──────── Data to use
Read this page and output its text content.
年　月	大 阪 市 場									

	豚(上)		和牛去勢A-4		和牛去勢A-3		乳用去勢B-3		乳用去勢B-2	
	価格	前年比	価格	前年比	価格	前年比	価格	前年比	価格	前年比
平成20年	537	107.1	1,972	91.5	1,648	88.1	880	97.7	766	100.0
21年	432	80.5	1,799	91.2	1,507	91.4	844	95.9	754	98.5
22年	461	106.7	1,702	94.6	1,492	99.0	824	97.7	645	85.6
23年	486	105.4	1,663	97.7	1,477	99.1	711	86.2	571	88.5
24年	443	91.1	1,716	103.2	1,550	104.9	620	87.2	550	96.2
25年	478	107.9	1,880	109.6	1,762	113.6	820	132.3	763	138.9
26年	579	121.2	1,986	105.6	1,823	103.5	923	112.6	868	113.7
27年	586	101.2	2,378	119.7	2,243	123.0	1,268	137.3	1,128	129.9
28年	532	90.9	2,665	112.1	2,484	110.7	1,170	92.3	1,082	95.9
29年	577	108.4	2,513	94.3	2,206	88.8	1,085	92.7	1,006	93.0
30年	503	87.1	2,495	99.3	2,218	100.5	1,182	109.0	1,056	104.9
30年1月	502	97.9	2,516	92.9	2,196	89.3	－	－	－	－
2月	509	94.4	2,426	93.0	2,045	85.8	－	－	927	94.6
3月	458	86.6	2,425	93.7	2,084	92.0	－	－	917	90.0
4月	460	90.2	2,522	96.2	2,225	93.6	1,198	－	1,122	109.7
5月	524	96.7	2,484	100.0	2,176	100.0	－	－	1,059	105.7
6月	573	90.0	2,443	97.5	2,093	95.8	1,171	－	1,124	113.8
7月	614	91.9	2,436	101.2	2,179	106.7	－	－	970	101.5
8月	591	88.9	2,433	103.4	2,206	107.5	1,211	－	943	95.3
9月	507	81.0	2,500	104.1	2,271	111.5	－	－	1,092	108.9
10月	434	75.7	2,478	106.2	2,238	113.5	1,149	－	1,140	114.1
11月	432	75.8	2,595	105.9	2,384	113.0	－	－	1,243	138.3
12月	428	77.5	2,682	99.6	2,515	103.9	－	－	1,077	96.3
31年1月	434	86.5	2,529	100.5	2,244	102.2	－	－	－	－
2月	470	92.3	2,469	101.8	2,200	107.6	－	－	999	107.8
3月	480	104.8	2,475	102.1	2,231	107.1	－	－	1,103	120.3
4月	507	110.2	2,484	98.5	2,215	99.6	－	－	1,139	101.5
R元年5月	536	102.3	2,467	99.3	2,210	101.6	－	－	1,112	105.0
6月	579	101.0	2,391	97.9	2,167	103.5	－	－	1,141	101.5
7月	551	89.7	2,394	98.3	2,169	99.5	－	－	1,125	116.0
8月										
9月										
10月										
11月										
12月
────────────────
▸ Job
Print back all the lines verbatim.

▸ Solution
Read this page and output its text content.
年　月	大 阪 市 場									

	豚(上)		和牛去勢A-4		和牛去勢A-3		乳用去勢B-3		乳用去勢B-2	
	価格	前年比	価格	前年比	価格	前年比	価格	前年比	価格	前年比
平成20年	537	107.1	1,972	91.5	1,648	88.1	880	97.7	766	100.0
21年	432	80.5	1,799	91.2	1,507	91.4	844	95.9	754	98.5
22年	461	106.7	1,702	94.6	1,492	99.0	824	97.7	645	85.6
23年	486	105.4	1,663	97.7	1,477	99.1	711	86.2	571	88.5
24年	443	91.1	1,716	103.2	1,550	104.9	620	87.2	550	96.2
25年	478	107.9	1,880	109.6	1,762	113.6	820	132.3	763	138.9
26年	579	121.2	1,986	105.6	1,823	103.5	923	112.6	868	113.7
27年	586	101.2	2,378	119.7	2,243	123.0	1,268	137.3	1,128	129.9
28年	532	90.9	2,665	112.1	2,484	110.7	1,170	92.3	1,082	95.9
29年	577	108.4	2,513	94.3	2,206	88.8	1,085	92.7	1,006	93.0
30年	503	87.1	2,495	99.3	2,218	100.5	1,182	109.0	1,056	104.9
30年1月	502	97.9	2,516	92.9	2,196	89.3	－	－	－	－
2月	509	94.4	2,426	93.0	2,045	85.8	－	－	927	94.6
3月	458	86.6	2,425	93.7	2,084	92.0	－	－	917	90.0
4月	460	90.2	2,522	96.2	2,225	93.6	1,198	－	1,122	109.7
5月	524	96.7	2,484	100.0	2,176	100.0	－	－	1,059	105.7
6月	573	90.0	2,443	97.5	2,093	95.8	1,171	－	1,124	113.8
7月	614	91.9	2,436	101.2	2,179	106.7	－	－	970	101.5
8月	591	88.9	2,433	103.4	2,206	107.5	1,211	－	943	95.3
9月	507	81.0	2,500	104.1	2,271	111.5	－	－	1,092	108.9
10月	434	75.7	2,478	106.2	2,238	113.5	1,149	－	1,140	114.1
11月	432	75.8	2,595	105.9	2,384	113.0	－	－	1,243	138.3
12月	428	77.5	2,682	99.6	2,515	103.9	－	－	1,077	96.3
31年1月	434	86.5	2,529	100.5	2,244	102.2	－	－	－	－
2月	470	92.3	2,469	101.8	2,200	107.6	－	－	999	107.8
3月	480	104.8	2,475	102.1	2,231	107.1	－	－	1,103	120.3
4月	507	110.2	2,484	98.5	2,215	99.6	－	－	1,139	101.5
R元年5月	536	102.3	2,467	99.3	2,210	101.6	－	－	1,112	105.0
6月	579	101.0	2,391	97.9	2,167	103.5	－	－	1,141	101.5
7月	551	89.7	2,394	98.3	2,169	99.5	－	－	1,125	116.0
8月										
9月										
10月										
11月										
12月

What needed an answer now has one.